#### [The task]
In the entries below, count every line with the word "Visoka". Return only the count.

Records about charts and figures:
================
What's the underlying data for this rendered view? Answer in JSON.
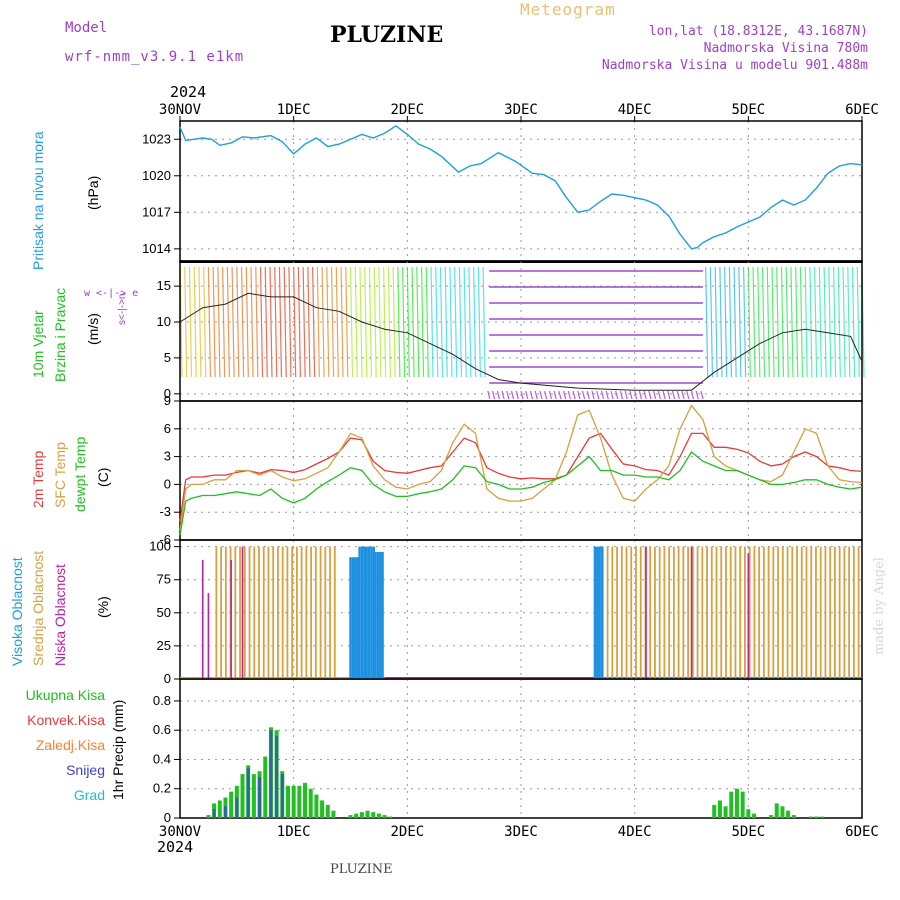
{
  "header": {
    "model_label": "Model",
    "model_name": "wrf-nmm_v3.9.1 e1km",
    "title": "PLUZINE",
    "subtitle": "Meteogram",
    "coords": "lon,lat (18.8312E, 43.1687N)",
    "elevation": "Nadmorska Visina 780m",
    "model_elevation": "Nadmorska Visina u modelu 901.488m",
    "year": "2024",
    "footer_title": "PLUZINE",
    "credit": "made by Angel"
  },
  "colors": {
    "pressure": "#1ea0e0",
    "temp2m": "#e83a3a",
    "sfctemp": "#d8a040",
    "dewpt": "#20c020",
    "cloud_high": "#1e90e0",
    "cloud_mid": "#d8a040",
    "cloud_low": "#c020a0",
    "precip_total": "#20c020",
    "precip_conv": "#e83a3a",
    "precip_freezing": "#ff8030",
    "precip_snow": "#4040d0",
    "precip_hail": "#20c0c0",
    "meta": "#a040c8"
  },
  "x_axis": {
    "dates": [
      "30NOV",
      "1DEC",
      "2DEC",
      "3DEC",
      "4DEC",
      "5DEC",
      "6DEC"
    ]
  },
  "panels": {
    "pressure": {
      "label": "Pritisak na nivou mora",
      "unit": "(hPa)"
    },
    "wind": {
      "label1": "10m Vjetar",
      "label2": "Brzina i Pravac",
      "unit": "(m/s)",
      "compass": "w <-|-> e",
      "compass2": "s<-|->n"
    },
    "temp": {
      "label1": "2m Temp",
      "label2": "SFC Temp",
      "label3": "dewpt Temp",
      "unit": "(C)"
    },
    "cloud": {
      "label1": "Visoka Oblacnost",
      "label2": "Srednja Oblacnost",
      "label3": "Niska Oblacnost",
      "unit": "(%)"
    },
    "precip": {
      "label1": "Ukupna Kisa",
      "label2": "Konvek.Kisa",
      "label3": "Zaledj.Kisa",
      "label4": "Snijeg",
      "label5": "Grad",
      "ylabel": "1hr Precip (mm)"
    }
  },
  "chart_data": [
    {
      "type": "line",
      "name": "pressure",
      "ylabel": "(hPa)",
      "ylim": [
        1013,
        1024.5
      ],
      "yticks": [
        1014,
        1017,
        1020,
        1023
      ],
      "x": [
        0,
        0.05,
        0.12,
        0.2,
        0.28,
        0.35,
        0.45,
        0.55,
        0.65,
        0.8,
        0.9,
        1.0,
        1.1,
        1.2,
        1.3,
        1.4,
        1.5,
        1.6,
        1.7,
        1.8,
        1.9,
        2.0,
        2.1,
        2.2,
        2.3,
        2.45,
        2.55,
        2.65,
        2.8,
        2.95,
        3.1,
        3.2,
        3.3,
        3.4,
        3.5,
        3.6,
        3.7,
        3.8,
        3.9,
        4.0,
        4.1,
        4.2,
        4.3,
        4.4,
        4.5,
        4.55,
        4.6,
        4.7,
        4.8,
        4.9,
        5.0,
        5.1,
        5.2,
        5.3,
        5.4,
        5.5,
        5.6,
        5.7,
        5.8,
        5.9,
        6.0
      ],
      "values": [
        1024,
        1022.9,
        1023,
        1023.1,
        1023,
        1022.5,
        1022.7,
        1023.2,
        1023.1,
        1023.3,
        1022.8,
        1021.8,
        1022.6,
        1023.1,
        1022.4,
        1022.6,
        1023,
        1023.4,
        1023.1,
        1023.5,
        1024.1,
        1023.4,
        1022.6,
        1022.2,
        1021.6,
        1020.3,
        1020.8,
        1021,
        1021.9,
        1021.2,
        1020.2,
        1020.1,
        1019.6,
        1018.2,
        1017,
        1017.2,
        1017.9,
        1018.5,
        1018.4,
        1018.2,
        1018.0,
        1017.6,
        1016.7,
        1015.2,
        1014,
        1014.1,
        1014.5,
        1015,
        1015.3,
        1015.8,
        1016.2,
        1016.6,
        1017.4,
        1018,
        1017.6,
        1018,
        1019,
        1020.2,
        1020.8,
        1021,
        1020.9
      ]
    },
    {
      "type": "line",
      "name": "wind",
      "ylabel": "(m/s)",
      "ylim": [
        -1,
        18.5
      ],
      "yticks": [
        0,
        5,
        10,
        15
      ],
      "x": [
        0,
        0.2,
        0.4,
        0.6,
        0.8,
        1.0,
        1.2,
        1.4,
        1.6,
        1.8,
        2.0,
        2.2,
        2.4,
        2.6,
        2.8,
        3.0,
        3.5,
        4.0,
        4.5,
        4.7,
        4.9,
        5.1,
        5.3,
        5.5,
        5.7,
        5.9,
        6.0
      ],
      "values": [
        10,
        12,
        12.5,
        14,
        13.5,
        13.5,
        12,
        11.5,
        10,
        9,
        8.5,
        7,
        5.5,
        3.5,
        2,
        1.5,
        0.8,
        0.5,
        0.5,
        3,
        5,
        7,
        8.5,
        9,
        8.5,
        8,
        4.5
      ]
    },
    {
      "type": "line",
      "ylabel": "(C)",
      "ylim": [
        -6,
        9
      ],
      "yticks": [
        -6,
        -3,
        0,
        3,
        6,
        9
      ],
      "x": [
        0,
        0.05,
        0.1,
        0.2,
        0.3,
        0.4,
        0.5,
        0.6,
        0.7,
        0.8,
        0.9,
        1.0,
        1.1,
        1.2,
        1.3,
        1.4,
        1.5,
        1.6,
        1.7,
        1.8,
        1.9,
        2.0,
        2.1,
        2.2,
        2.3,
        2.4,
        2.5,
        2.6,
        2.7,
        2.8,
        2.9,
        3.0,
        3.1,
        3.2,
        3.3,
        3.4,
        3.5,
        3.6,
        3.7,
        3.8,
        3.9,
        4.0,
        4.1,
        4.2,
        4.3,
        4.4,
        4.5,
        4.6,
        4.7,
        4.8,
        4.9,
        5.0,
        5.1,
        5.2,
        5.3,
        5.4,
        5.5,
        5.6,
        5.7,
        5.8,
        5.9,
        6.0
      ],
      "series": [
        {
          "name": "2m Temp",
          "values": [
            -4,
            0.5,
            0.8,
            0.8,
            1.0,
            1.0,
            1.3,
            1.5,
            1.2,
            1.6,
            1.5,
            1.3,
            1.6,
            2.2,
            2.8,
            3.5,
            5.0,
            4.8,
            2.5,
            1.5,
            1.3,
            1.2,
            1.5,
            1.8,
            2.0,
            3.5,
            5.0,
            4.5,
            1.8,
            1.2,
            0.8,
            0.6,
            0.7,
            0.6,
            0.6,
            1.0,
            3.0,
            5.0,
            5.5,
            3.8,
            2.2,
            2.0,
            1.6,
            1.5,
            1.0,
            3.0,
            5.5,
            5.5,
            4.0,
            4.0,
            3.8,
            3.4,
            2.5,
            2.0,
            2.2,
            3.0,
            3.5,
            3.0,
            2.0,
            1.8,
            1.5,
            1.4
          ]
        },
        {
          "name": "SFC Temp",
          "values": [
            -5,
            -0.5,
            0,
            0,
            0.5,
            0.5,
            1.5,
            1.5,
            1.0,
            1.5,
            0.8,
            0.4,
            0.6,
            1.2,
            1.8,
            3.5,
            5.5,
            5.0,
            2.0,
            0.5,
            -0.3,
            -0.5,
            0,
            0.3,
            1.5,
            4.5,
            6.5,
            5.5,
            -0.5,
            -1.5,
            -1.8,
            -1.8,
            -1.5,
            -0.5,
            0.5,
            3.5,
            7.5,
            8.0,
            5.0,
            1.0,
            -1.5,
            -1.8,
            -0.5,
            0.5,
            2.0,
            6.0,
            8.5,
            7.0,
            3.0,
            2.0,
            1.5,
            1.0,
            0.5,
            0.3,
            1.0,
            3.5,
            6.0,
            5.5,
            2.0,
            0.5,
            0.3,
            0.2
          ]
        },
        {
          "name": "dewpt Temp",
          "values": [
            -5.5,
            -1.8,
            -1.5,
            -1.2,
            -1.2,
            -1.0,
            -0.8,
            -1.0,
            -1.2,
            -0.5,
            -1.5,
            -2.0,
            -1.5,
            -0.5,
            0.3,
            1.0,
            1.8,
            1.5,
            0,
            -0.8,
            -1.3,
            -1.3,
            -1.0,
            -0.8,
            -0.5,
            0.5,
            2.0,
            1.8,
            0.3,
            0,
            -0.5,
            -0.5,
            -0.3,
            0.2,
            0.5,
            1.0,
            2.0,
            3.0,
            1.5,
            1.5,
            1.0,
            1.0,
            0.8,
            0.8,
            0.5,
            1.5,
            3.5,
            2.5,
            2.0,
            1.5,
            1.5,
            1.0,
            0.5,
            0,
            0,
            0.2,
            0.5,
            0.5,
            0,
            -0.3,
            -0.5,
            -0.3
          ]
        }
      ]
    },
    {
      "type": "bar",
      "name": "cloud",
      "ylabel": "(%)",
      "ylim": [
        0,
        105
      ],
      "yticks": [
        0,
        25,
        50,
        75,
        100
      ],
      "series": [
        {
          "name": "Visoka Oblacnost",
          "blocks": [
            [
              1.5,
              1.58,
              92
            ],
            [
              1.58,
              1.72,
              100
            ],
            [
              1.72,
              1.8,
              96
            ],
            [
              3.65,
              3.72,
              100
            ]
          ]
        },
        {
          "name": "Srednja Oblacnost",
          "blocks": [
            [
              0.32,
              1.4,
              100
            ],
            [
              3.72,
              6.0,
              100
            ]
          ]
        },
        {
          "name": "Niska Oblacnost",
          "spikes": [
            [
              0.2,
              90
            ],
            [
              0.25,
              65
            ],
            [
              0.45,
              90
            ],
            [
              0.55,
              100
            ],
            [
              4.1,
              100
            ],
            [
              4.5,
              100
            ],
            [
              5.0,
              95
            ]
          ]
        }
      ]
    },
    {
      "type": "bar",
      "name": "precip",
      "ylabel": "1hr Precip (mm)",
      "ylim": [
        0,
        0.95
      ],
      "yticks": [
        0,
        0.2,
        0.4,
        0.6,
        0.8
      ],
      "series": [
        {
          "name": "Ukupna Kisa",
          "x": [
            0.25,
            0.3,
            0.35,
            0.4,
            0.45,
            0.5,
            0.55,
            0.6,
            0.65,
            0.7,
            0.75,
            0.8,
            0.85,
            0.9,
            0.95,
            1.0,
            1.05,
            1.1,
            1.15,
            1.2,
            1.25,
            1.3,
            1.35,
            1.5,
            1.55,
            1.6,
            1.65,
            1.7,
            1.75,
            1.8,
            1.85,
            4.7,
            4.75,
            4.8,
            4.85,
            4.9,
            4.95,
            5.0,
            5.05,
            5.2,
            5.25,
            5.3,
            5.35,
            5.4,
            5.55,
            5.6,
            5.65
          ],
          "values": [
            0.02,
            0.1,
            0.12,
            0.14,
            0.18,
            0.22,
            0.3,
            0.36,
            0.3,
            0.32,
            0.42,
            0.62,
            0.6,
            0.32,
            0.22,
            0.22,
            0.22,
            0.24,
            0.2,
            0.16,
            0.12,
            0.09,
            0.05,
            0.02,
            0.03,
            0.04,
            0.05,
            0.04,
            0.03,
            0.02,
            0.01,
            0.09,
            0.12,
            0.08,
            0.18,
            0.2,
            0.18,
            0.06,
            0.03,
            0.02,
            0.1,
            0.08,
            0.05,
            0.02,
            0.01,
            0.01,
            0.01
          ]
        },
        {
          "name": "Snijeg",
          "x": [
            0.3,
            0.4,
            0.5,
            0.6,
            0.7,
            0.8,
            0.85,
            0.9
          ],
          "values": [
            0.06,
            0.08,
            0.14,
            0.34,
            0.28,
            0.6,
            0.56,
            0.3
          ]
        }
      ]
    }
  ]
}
================
#### [The reply]
2